Exercise task
Reproduce every entry exactly and leave its pictures out.

(Stored entries)
=-=-=-=-=
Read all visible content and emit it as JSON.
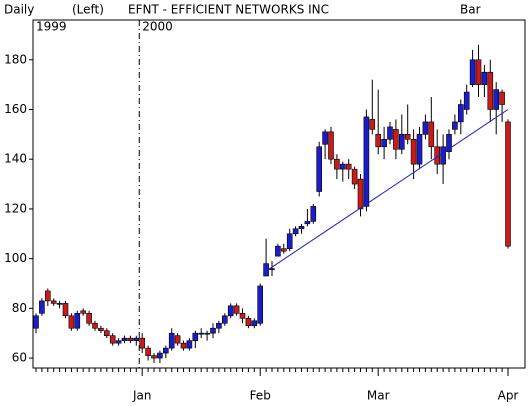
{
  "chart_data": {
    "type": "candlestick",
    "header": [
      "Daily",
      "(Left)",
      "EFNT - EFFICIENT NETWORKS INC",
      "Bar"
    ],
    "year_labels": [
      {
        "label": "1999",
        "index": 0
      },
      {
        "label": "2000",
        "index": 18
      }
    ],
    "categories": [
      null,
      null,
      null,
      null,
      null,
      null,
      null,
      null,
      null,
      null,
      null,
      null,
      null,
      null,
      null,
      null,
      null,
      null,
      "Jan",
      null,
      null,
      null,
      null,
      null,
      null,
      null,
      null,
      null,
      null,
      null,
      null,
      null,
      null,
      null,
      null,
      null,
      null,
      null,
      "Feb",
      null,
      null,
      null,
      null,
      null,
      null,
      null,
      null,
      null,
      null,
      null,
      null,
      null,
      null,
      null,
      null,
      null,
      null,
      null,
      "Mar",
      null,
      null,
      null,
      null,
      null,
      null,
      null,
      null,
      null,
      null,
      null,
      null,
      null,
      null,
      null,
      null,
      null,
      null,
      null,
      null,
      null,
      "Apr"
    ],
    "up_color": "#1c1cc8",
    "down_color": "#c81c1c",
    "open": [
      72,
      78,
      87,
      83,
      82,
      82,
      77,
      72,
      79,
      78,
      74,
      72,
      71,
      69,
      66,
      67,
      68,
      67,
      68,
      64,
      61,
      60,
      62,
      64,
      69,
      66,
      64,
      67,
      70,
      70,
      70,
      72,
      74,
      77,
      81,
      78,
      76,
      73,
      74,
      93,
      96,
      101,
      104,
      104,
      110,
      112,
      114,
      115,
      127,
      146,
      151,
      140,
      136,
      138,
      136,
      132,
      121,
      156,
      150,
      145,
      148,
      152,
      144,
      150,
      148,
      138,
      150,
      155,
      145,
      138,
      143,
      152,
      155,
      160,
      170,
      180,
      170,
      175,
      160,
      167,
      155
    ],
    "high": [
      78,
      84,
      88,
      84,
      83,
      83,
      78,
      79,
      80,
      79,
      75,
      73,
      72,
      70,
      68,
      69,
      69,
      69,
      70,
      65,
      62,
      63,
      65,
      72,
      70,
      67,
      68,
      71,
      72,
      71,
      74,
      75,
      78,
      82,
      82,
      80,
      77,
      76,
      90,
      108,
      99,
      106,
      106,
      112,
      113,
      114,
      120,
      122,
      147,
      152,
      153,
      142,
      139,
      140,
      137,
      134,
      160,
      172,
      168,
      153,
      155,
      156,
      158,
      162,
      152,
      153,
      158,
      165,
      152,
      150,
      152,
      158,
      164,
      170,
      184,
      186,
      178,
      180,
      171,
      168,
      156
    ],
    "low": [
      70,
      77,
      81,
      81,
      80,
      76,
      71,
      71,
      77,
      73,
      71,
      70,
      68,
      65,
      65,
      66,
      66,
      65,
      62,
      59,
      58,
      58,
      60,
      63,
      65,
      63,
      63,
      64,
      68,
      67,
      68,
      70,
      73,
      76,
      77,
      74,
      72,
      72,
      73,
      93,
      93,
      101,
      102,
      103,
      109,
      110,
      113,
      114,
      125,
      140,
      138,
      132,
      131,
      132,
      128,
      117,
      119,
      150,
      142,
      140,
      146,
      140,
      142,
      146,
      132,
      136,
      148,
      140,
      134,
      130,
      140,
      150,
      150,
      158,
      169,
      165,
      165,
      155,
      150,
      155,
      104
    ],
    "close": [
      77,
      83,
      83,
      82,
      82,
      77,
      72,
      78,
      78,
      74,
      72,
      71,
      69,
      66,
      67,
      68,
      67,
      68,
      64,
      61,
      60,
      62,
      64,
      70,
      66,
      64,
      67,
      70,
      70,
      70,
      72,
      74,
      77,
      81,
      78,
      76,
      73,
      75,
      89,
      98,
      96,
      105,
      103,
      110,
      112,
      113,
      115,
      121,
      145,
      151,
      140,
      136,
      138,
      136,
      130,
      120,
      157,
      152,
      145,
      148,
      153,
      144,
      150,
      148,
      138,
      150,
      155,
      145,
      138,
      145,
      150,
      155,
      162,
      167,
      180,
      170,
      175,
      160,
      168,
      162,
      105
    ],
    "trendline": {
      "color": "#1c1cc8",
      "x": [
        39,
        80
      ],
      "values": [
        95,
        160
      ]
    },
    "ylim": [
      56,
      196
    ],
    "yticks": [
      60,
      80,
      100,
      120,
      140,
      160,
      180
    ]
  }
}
=-=-=-=-=
The response
Read all visible content and emit it as JSON.
{
  "chart_data": {
    "type": "candlestick",
    "header": [
      "Daily",
      "(Left)",
      "EFNT - EFFICIENT NETWORKS INC",
      "Bar"
    ],
    "year_labels": [
      {
        "label": "1999",
        "index": 0
      },
      {
        "label": "2000",
        "index": 18
      }
    ],
    "categories": [
      null,
      null,
      null,
      null,
      null,
      null,
      null,
      null,
      null,
      null,
      null,
      null,
      null,
      null,
      null,
      null,
      null,
      null,
      "Jan",
      null,
      null,
      null,
      null,
      null,
      null,
      null,
      null,
      null,
      null,
      null,
      null,
      null,
      null,
      null,
      null,
      null,
      null,
      null,
      "Feb",
      null,
      null,
      null,
      null,
      null,
      null,
      null,
      null,
      null,
      null,
      null,
      null,
      null,
      null,
      null,
      null,
      null,
      null,
      null,
      "Mar",
      null,
      null,
      null,
      null,
      null,
      null,
      null,
      null,
      null,
      null,
      null,
      null,
      null,
      null,
      null,
      null,
      null,
      null,
      null,
      null,
      null,
      "Apr"
    ],
    "up_color": "#1c1cc8",
    "down_color": "#c81c1c",
    "open": [
      72,
      78,
      87,
      83,
      82,
      82,
      77,
      72,
      79,
      78,
      74,
      72,
      71,
      69,
      66,
      67,
      68,
      67,
      68,
      64,
      61,
      60,
      62,
      64,
      69,
      66,
      64,
      67,
      70,
      70,
      70,
      72,
      74,
      77,
      81,
      78,
      76,
      73,
      74,
      93,
      96,
      101,
      104,
      104,
      110,
      112,
      114,
      115,
      127,
      146,
      151,
      140,
      136,
      138,
      136,
      132,
      121,
      156,
      150,
      145,
      148,
      152,
      144,
      150,
      148,
      138,
      150,
      155,
      145,
      138,
      143,
      152,
      155,
      160,
      170,
      180,
      170,
      175,
      160,
      167,
      155
    ],
    "high": [
      78,
      84,
      88,
      84,
      83,
      83,
      78,
      79,
      80,
      79,
      75,
      73,
      72,
      70,
      68,
      69,
      69,
      69,
      70,
      65,
      62,
      63,
      65,
      72,
      70,
      67,
      68,
      71,
      72,
      71,
      74,
      75,
      78,
      82,
      82,
      80,
      77,
      76,
      90,
      108,
      99,
      106,
      106,
      112,
      113,
      114,
      120,
      122,
      147,
      152,
      153,
      142,
      139,
      140,
      137,
      134,
      160,
      172,
      168,
      153,
      155,
      156,
      158,
      162,
      152,
      153,
      158,
      165,
      152,
      150,
      152,
      158,
      164,
      170,
      184,
      186,
      178,
      180,
      171,
      168,
      156
    ],
    "low": [
      70,
      77,
      81,
      81,
      80,
      76,
      71,
      71,
      77,
      73,
      71,
      70,
      68,
      65,
      65,
      66,
      66,
      65,
      62,
      59,
      58,
      58,
      60,
      63,
      65,
      63,
      63,
      64,
      68,
      67,
      68,
      70,
      73,
      76,
      77,
      74,
      72,
      72,
      73,
      93,
      93,
      101,
      102,
      103,
      109,
      110,
      113,
      114,
      125,
      140,
      138,
      132,
      131,
      132,
      128,
      117,
      119,
      150,
      142,
      140,
      146,
      140,
      142,
      146,
      132,
      136,
      148,
      140,
      134,
      130,
      140,
      150,
      150,
      158,
      169,
      165,
      165,
      155,
      150,
      155,
      104
    ],
    "close": [
      77,
      83,
      83,
      82,
      82,
      77,
      72,
      78,
      78,
      74,
      72,
      71,
      69,
      66,
      67,
      68,
      67,
      68,
      64,
      61,
      60,
      62,
      64,
      70,
      66,
      64,
      67,
      70,
      70,
      70,
      72,
      74,
      77,
      81,
      78,
      76,
      73,
      75,
      89,
      98,
      96,
      105,
      103,
      110,
      112,
      113,
      115,
      121,
      145,
      151,
      140,
      136,
      138,
      136,
      130,
      120,
      157,
      152,
      145,
      148,
      153,
      144,
      150,
      148,
      138,
      150,
      155,
      145,
      138,
      145,
      150,
      155,
      162,
      167,
      180,
      170,
      175,
      160,
      168,
      162,
      105
    ],
    "trendline": {
      "color": "#1c1cc8",
      "x": [
        39,
        80
      ],
      "values": [
        95,
        160
      ]
    },
    "ylim": [
      56,
      196
    ],
    "yticks": [
      60,
      80,
      100,
      120,
      140,
      160,
      180
    ]
  }
}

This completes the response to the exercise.